**Given instruction:** In the listing below, locate the lines that hold the string "Ronan". Copy those lines.
* start Dataset records *
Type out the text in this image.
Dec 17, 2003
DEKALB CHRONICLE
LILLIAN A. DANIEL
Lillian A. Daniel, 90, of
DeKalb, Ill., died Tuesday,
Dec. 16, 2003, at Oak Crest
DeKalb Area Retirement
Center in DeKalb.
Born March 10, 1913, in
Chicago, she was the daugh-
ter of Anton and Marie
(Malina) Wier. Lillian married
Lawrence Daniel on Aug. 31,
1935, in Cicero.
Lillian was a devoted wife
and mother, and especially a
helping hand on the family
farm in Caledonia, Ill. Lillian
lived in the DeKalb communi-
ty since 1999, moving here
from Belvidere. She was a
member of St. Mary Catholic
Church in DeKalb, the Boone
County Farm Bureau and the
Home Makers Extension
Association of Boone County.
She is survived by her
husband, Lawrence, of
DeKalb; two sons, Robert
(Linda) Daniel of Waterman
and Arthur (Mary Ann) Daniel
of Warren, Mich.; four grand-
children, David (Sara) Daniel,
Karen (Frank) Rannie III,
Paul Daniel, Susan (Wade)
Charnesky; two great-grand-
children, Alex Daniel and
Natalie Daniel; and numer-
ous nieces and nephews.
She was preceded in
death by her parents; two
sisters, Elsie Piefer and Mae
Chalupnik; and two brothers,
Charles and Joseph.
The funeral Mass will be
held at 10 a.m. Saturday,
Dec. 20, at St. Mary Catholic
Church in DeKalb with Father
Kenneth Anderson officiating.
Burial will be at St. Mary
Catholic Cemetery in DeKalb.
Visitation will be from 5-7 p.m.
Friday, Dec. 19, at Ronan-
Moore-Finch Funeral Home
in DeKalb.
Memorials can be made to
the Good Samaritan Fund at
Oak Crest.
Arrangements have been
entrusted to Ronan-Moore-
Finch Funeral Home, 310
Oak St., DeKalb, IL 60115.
* end Dataset records *
**Result of this exercise:**
Friday, Dec. 19, at Ronan-
entrusted to Ronan-Moore-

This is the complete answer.